• TASK STATEMENT: Your task is to repeat the listing exactly.

● ● ● ● ● ● ●

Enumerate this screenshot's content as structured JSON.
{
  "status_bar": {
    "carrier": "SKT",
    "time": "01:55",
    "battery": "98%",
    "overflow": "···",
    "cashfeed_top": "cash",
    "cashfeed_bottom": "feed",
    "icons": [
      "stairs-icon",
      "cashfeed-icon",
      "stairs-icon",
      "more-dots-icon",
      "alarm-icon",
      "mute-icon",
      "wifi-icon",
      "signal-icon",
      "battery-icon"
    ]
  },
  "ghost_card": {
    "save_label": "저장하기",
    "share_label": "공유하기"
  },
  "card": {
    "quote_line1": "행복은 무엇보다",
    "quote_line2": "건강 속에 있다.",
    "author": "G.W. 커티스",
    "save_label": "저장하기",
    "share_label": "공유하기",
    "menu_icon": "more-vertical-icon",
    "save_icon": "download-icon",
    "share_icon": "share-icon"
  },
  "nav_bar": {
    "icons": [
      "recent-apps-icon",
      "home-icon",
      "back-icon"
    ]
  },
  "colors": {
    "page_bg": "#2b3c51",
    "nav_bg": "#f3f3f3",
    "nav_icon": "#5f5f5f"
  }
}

● ● ● ● ● ● ●

• TASK SOLUTION:
Enumerate this screenshot's content as structured JSON.
{
  "status_bar": {
    "carrier": "SKT",
    "time": "01:55",
    "battery": "98%",
    "overflow": "···",
    "cashfeed_top": "cash",
    "cashfeed_bottom": "feed",
    "icons": [
      "stairs-icon",
      "cashfeed-icon",
      "stairs-icon",
      "more-dots-icon",
      "alarm-icon",
      "mute-icon",
      "wifi-icon",
      "signal-icon",
      "battery-icon"
    ]
  },
  "ghost_card": {
    "save_label": "저장하기",
    "share_label": "공유하기"
  },
  "card": {
    "quote_line1": "행복은 무엇보다",
    "quote_line2": "건강 속에 있다.",
    "author": "G.W. 커티스",
    "save_label": "저장하기",
    "share_label": "공유하기",
    "menu_icon": "more-vertical-icon",
    "save_icon": "download-icon",
    "share_icon": "share-icon"
  },
  "nav_bar": {
    "icons": [
      "recent-apps-icon",
      "home-icon",
      "back-icon"
    ]
  },
  "colors": {
    "page_bg": "#2b3c51",
    "nav_bg": "#f3f3f3",
    "nav_icon": "#5f5f5f"
  }
}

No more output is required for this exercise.